#### PROVIDED RECORDS:

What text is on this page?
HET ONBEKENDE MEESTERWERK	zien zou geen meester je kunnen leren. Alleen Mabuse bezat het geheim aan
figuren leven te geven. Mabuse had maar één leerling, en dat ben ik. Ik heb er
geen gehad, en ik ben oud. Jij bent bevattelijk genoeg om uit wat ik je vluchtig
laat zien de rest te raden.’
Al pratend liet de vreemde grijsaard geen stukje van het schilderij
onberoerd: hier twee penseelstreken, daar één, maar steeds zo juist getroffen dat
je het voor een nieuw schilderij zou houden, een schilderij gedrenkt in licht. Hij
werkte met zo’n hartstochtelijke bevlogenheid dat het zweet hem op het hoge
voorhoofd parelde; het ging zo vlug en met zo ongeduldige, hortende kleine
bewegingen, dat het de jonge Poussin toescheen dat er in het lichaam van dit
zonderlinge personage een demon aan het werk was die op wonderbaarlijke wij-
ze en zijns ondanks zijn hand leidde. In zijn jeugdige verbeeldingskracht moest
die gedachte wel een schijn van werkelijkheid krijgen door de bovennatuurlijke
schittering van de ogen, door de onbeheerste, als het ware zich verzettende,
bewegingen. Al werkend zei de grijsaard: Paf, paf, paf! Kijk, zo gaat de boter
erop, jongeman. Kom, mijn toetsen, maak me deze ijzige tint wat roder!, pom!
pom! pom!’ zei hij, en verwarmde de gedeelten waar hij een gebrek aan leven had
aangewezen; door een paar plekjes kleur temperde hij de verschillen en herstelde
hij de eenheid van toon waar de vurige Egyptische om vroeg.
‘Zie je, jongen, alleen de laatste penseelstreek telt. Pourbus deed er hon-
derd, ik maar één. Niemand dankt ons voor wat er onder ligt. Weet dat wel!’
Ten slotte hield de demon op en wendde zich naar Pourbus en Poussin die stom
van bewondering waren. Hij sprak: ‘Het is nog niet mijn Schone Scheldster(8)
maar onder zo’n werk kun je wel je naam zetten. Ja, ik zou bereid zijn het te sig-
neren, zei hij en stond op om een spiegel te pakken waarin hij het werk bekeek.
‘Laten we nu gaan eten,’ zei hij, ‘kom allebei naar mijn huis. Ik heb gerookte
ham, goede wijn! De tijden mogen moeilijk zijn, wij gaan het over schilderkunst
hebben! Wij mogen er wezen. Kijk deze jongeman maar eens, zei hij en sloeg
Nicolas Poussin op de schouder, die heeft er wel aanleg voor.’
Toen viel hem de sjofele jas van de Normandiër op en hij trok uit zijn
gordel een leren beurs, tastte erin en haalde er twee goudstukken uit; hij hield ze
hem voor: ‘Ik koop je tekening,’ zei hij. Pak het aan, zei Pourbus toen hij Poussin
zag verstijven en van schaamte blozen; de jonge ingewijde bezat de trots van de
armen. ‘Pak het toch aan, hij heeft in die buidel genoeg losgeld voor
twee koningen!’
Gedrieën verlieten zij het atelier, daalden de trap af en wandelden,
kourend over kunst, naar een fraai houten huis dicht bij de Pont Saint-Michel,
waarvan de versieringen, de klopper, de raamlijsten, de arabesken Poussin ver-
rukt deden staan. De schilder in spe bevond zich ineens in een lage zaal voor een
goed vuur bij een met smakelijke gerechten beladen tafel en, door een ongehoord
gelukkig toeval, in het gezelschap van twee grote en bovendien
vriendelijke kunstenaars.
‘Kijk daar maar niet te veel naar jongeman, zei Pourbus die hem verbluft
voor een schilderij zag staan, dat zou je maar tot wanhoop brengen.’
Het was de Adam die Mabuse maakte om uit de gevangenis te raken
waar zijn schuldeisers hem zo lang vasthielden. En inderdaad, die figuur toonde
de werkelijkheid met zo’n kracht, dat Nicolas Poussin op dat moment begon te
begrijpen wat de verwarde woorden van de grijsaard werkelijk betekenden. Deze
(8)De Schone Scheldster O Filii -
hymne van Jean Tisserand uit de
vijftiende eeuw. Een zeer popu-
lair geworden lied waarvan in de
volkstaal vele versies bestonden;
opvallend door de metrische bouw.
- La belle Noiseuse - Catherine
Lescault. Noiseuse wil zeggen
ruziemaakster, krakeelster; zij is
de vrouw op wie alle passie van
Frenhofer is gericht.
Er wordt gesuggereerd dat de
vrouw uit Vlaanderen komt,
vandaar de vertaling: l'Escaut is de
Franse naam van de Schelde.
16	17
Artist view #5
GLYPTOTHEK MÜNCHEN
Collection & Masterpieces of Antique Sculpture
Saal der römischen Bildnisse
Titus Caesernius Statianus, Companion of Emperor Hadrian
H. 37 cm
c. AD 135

#### TASK PROMPT:
Select the lines in this material that hold the word "Pourbus", leaving none out.

#### FULL OUTPUT:
‘Zie je, jongen, alleen de laatste penseelstreek telt. Pourbus deed er hon-
Ten slotte hield de demon op en wendde zich naar Pourbus en Poussin die stom
hem voor: ‘Ik koop je tekening,’ zei hij. Pak het aan, zei Pourbus toen hij Poussin
‘Kijk daar maar niet te veel naar jongeman, zei Pourbus die hem verbluft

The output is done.